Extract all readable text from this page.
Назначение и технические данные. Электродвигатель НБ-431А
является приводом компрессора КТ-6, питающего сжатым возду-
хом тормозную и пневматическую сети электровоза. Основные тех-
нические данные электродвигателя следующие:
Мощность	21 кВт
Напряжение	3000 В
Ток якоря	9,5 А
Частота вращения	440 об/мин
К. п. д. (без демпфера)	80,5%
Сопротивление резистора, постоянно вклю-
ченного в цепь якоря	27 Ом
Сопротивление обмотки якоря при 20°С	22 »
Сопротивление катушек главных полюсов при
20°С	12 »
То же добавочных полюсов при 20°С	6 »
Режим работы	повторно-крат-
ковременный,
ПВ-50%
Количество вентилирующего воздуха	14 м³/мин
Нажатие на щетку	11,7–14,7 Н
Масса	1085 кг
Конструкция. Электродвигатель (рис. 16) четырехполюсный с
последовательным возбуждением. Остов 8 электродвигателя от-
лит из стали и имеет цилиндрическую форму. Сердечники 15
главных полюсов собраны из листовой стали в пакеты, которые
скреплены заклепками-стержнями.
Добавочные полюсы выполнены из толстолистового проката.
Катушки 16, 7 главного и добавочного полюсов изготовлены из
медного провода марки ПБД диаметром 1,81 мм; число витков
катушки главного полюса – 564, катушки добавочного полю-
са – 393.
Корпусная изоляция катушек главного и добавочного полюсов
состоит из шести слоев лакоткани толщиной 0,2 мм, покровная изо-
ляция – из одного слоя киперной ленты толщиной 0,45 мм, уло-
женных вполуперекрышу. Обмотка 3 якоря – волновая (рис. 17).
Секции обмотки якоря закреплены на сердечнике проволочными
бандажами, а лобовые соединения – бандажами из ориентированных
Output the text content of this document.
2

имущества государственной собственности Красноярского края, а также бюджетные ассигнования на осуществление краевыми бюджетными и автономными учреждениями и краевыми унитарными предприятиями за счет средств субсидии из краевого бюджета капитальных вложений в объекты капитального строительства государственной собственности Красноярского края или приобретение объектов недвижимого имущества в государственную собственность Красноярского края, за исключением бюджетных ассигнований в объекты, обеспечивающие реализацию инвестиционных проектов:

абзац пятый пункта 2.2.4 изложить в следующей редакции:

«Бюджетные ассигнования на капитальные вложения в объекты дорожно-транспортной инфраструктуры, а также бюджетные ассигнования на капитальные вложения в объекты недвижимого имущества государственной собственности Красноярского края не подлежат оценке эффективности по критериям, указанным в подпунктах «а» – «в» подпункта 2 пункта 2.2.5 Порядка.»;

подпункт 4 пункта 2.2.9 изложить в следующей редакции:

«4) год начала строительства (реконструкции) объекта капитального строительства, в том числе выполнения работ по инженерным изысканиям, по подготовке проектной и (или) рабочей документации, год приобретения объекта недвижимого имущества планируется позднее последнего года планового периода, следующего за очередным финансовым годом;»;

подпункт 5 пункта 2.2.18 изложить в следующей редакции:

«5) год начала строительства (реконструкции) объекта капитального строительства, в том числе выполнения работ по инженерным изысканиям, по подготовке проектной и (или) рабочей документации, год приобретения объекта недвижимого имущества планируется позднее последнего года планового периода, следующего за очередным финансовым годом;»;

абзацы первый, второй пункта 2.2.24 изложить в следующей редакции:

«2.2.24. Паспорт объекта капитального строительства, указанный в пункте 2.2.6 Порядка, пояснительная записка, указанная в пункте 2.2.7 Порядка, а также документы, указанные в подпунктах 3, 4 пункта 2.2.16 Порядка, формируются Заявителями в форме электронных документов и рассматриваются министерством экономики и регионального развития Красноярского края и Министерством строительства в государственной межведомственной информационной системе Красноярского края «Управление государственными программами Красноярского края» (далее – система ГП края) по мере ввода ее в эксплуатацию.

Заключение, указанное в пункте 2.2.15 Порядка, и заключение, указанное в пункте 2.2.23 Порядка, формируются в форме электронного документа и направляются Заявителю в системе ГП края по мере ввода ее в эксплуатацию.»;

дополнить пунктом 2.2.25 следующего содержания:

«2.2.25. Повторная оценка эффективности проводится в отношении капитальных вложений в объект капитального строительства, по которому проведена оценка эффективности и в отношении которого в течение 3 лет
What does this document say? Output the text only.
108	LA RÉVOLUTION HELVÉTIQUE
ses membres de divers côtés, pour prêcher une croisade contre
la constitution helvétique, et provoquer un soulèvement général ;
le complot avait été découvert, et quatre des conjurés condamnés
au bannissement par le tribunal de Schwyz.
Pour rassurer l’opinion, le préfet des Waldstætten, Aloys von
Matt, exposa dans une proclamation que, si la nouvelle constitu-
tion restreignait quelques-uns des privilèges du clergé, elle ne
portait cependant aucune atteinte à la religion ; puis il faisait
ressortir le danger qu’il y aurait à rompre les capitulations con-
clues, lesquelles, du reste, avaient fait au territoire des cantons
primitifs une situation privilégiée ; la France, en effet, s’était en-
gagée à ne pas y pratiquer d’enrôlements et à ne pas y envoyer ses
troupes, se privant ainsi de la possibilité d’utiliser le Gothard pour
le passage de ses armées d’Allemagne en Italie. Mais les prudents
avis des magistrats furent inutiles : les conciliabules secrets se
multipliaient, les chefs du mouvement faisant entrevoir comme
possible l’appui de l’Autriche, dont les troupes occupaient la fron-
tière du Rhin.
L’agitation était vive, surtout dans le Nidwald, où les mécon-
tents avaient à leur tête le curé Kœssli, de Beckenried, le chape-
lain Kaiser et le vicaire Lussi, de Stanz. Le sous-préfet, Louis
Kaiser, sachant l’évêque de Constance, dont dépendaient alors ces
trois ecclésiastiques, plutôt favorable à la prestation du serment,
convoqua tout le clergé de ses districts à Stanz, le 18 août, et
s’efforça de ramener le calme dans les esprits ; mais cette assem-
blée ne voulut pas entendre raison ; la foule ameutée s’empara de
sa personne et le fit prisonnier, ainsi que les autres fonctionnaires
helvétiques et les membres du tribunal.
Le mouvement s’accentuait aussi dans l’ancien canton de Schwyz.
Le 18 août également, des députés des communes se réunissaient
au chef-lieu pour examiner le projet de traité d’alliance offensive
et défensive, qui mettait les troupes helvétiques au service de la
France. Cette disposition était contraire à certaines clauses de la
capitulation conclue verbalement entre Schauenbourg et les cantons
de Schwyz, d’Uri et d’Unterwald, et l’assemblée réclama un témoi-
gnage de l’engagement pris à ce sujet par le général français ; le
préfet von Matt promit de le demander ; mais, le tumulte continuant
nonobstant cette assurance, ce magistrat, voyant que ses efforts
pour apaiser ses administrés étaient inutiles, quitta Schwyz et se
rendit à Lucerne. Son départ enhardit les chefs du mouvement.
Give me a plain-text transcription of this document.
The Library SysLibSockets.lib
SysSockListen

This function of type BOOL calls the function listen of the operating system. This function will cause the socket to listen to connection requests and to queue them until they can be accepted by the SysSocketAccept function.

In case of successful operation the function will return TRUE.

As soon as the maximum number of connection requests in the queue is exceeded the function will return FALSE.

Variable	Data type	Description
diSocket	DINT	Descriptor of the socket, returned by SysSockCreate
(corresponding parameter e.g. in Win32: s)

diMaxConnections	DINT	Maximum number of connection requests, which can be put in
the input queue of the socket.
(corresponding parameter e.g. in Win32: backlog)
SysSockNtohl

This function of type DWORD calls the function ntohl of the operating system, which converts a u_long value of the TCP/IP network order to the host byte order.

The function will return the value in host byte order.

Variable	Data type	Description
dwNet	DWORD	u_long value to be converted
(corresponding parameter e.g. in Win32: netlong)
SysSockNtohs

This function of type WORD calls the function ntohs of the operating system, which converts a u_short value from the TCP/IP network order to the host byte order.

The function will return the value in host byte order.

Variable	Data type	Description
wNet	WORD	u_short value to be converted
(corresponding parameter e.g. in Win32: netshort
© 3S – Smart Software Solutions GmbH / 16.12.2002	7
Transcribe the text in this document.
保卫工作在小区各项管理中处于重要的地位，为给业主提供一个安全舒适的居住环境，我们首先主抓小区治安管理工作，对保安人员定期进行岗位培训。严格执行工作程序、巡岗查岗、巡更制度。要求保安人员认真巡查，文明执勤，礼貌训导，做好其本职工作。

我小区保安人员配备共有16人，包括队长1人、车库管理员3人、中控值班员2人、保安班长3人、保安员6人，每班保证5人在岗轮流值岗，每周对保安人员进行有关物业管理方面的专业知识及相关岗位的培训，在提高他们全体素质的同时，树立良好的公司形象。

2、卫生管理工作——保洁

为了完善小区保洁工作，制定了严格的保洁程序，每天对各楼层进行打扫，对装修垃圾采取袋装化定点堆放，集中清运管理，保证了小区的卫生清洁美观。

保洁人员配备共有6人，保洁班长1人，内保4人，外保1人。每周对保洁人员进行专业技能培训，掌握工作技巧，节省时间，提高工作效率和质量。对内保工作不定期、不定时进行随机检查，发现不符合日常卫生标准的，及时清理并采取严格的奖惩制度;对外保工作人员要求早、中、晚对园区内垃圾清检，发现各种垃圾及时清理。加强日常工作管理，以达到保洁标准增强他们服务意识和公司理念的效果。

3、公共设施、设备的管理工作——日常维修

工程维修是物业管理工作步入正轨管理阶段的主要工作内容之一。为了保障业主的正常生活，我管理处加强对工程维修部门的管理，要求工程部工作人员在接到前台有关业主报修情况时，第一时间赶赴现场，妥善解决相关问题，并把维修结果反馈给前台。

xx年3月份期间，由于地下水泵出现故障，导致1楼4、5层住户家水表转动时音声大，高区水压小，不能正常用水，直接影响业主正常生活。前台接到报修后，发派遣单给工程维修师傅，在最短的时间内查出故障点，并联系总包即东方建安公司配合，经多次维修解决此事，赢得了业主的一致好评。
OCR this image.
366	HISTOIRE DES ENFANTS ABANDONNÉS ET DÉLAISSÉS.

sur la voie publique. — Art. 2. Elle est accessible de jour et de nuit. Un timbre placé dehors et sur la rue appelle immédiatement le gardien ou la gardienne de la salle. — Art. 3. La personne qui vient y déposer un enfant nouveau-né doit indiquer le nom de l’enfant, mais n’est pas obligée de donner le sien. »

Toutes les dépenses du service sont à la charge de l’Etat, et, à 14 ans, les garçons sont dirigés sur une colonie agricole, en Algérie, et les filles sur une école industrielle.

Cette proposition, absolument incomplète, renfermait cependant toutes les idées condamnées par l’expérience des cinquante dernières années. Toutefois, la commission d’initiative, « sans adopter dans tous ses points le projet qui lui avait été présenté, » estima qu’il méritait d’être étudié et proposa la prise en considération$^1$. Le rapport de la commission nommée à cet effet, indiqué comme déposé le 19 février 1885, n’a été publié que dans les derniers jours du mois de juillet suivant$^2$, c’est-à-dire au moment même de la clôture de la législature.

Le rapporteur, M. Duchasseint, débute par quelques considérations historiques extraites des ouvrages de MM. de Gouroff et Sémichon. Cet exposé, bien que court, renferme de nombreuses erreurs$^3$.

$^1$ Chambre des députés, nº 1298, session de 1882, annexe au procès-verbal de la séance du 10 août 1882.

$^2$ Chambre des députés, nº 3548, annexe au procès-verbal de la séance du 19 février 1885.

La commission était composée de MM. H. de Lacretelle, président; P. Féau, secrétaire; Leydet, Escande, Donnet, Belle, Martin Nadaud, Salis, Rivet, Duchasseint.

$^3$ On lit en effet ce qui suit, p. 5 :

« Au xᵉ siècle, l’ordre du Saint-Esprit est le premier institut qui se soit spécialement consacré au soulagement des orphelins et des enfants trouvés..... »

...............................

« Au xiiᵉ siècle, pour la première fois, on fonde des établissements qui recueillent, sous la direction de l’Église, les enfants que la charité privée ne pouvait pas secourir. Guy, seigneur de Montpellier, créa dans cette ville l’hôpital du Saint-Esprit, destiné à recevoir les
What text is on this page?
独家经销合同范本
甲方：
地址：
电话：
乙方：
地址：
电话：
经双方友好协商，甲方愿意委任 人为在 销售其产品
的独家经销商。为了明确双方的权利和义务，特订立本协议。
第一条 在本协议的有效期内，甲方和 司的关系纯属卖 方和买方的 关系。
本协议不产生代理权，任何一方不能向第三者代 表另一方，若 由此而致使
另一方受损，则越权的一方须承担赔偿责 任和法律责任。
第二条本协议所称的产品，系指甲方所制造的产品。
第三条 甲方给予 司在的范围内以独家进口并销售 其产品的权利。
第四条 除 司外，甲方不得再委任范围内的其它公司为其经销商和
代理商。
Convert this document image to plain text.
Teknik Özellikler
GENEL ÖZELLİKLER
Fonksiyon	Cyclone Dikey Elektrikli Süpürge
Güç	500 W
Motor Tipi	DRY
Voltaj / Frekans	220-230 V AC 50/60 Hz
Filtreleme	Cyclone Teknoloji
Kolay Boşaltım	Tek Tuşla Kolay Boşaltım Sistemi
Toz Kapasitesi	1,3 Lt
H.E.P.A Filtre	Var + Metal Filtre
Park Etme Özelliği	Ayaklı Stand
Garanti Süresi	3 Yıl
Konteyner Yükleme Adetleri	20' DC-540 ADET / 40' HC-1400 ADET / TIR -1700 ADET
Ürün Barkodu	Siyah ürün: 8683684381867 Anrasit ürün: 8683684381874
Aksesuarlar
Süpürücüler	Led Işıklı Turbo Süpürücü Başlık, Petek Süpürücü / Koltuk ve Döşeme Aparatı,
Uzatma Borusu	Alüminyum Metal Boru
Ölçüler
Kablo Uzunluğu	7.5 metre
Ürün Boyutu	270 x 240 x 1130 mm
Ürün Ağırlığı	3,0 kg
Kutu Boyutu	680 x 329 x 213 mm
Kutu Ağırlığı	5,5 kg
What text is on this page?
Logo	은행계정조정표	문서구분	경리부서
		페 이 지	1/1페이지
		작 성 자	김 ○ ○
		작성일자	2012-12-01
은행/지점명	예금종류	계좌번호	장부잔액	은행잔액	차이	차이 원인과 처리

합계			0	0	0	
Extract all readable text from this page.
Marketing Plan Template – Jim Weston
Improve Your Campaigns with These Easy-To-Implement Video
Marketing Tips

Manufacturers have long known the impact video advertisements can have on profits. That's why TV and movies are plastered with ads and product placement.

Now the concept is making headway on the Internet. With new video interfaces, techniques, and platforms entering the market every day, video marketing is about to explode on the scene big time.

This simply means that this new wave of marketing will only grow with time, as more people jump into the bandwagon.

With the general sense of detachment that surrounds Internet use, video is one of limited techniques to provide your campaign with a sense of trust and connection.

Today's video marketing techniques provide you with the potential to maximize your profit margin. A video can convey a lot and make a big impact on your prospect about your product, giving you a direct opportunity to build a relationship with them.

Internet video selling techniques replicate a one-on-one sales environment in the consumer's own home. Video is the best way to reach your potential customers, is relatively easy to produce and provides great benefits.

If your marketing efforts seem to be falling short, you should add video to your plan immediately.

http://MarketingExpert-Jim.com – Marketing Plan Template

::::::::::

Work to complete :: From the data, collect all lines where the string "converted" appears.

Problem solution ::
dwNet	DWORD	u_long value to be converted
wNet	WORD	u_short value to be converted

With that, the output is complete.